- DIRECTIVE: Find the lines holding the word "wedge" and collect them.

- EXTRACTED ENTRIES:
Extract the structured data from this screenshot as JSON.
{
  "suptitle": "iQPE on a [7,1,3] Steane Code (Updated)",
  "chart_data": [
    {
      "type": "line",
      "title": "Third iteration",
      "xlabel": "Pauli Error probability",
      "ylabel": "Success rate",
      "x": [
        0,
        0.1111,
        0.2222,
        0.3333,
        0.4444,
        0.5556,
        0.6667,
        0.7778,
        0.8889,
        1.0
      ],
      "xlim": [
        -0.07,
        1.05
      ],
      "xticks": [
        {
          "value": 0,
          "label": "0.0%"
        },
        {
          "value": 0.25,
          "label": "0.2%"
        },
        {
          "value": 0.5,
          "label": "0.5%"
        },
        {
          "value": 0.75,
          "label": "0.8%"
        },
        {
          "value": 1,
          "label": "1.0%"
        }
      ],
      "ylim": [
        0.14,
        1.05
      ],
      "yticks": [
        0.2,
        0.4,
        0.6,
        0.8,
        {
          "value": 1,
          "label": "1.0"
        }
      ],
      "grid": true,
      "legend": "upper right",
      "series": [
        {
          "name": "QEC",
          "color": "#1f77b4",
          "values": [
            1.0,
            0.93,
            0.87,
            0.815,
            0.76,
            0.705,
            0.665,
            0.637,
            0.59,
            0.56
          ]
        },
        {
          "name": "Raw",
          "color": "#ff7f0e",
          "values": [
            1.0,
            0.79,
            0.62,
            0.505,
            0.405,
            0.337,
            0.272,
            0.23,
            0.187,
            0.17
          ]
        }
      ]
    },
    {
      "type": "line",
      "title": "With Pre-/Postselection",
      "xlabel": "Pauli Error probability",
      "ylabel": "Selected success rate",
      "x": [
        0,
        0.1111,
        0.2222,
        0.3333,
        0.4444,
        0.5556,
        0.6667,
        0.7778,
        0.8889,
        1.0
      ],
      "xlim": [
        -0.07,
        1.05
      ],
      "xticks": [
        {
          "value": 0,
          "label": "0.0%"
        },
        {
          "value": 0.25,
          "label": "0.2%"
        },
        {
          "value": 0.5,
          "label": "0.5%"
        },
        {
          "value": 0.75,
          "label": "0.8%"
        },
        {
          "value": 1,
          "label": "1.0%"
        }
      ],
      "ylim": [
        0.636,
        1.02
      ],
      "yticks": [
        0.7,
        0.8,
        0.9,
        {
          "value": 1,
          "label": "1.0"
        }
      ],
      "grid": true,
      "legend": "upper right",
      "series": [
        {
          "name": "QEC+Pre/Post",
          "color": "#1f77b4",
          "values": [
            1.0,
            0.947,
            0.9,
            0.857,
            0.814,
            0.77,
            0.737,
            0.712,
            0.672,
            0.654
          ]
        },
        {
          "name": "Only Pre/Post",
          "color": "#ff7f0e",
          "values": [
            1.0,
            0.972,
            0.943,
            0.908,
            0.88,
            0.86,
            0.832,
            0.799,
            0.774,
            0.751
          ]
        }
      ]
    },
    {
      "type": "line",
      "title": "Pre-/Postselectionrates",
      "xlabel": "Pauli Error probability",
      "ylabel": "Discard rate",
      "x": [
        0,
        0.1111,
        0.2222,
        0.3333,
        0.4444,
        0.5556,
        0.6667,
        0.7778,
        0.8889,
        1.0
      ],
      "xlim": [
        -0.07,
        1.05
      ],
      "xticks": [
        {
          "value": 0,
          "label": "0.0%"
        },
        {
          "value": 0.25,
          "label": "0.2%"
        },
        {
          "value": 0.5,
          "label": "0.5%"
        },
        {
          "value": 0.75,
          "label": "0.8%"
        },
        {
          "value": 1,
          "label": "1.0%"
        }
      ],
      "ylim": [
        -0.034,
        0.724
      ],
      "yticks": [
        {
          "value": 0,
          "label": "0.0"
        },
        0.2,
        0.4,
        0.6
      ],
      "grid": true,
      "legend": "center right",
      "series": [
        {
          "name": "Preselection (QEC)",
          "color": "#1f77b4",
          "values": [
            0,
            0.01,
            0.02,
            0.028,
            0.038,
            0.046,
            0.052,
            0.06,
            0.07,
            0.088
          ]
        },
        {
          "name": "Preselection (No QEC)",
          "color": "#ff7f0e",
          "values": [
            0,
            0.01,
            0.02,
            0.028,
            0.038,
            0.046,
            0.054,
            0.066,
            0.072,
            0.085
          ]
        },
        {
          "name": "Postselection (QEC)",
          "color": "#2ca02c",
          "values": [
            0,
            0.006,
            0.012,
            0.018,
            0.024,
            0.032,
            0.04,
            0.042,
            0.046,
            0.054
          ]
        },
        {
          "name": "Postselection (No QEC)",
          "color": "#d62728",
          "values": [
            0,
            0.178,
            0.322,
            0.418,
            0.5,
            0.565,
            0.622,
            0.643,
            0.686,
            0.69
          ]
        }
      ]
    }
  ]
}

==

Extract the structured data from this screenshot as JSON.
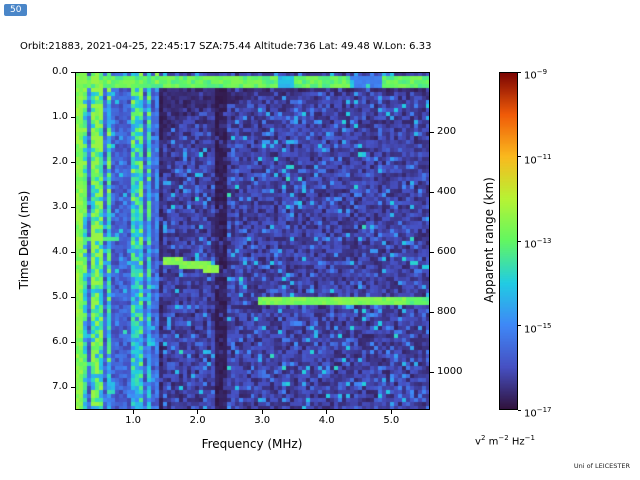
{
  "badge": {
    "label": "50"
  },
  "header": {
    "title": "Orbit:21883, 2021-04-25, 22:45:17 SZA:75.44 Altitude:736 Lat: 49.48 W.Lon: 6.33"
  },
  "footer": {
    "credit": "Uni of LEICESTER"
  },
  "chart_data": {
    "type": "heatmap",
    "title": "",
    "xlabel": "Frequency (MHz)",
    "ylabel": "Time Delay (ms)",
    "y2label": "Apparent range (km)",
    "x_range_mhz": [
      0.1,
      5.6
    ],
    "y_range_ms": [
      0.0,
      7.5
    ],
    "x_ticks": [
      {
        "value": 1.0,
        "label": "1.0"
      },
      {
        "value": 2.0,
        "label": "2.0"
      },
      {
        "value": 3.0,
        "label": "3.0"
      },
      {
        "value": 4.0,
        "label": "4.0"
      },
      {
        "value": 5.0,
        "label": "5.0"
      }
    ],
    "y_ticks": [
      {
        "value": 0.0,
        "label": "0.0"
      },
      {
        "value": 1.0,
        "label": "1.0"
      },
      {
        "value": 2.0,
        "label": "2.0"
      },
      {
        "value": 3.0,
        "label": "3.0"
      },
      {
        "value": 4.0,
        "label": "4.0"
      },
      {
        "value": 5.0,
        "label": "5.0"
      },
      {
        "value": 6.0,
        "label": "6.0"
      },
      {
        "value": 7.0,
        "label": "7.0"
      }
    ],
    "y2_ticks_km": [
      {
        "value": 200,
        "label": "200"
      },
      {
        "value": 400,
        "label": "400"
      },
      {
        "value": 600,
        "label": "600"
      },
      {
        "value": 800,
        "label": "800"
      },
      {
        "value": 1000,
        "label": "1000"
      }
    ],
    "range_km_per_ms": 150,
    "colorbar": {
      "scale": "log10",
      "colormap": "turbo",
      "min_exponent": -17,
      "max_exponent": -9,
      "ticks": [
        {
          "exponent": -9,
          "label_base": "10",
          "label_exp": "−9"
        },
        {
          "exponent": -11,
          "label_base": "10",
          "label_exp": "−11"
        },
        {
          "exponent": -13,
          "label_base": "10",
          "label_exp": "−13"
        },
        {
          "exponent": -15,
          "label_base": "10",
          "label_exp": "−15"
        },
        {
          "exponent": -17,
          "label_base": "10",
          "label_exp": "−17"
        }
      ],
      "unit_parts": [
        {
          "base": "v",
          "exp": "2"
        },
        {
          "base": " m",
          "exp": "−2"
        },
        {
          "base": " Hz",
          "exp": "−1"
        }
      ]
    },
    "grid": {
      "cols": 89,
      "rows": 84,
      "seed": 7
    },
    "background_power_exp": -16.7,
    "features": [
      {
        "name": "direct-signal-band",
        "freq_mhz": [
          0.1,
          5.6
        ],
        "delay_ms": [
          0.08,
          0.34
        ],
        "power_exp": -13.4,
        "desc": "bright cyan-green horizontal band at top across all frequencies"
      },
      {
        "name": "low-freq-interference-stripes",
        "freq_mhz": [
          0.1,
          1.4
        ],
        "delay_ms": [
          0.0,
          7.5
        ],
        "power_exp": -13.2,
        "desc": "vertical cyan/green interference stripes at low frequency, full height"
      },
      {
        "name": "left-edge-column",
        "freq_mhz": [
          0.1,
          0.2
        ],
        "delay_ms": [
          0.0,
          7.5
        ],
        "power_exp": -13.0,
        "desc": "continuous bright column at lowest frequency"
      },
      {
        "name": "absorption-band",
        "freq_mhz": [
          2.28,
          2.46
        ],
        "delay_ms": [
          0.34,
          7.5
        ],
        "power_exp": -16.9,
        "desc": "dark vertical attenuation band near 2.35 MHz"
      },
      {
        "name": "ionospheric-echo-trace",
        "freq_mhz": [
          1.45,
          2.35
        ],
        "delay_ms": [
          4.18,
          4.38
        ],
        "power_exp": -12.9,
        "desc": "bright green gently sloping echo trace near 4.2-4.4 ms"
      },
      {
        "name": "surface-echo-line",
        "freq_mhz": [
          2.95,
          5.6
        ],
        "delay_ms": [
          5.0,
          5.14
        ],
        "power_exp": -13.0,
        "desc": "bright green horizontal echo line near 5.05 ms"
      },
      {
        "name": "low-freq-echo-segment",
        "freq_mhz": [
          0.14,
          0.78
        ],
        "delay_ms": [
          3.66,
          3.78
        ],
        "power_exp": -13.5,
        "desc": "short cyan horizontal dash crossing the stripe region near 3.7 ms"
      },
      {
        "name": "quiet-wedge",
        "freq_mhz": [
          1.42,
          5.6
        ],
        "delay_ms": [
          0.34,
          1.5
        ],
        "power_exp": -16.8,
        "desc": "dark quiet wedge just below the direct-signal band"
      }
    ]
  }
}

- FINAL ANSWER:
        "name": "quiet-wedge",
        "desc": "dark quiet wedge just below the direct-signal band"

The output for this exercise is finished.